* **SOURCE EXCERPT**:
====
The common-sense view is that we should live by pursuing our own interests, without hurting others. Most people recognize that if we don’t pursue our values—such as food, shelter, health, work, recreation—we cannot survive and be happy.

The authors of the several articles I read ignored this. Instead, upholding altruism as the moral ideal, they set up self-interest as a straw man. In their view, self-interest means exploiting others, based on the assumption that people’s interests automatically conflict.

For example, a CEO’s interest to maximize his compensation, the employees’ interest to maximize theirs, and the shareholders’ interest to maximize the return on their investment allegedly conflict. Because of this perceived conflict, achieving one’s self-interest supposedly requires exploiting others, such as the CEO deceiving the shareholders, or the employees shirking their responsibilities, or the shareholders manipulating the CEO.
====
* **WORK INSTRUCTIONS**:
1. Revise the self-interest passage from "For example, a" to "manipulating the CEO.", putting "investors" wherever "shareholders" appears.
2. Name every value that the self-interest passage gives as an example of what people must pursue to survive and be happy.

* **DATA EXTRACT**:
====
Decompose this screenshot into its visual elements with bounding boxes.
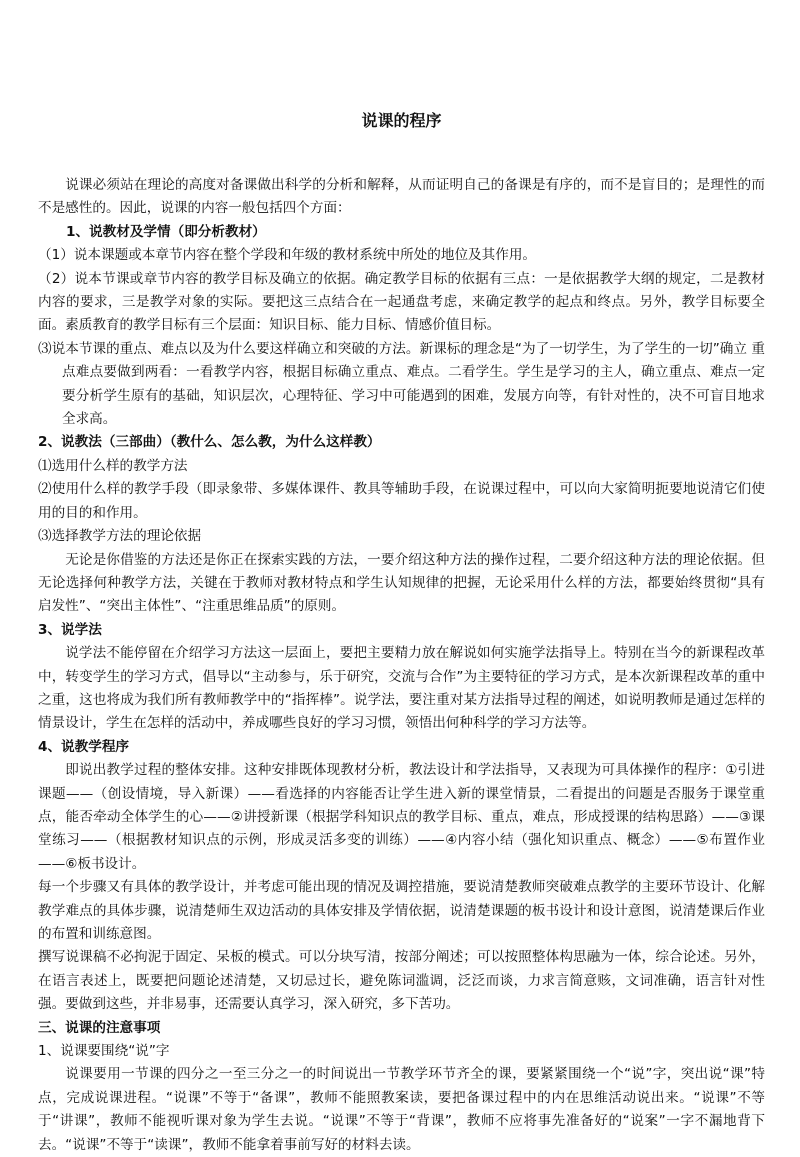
====
* **TASK RESULTS**:
1.
For example, a CEO’s interest to maximize his compensation, the employees’ interest to maximize theirs, and the investors’ interest to maximize the return on their investment allegedly conflict. Because of this perceived conflict, achieving one’s self-interest supposedly requires exploiting others, such as the CEO deceiving the investors, or the employees shirking their responsibilities, or the investors manipulating the CEO.

2. Food, shelter, health, work, recreation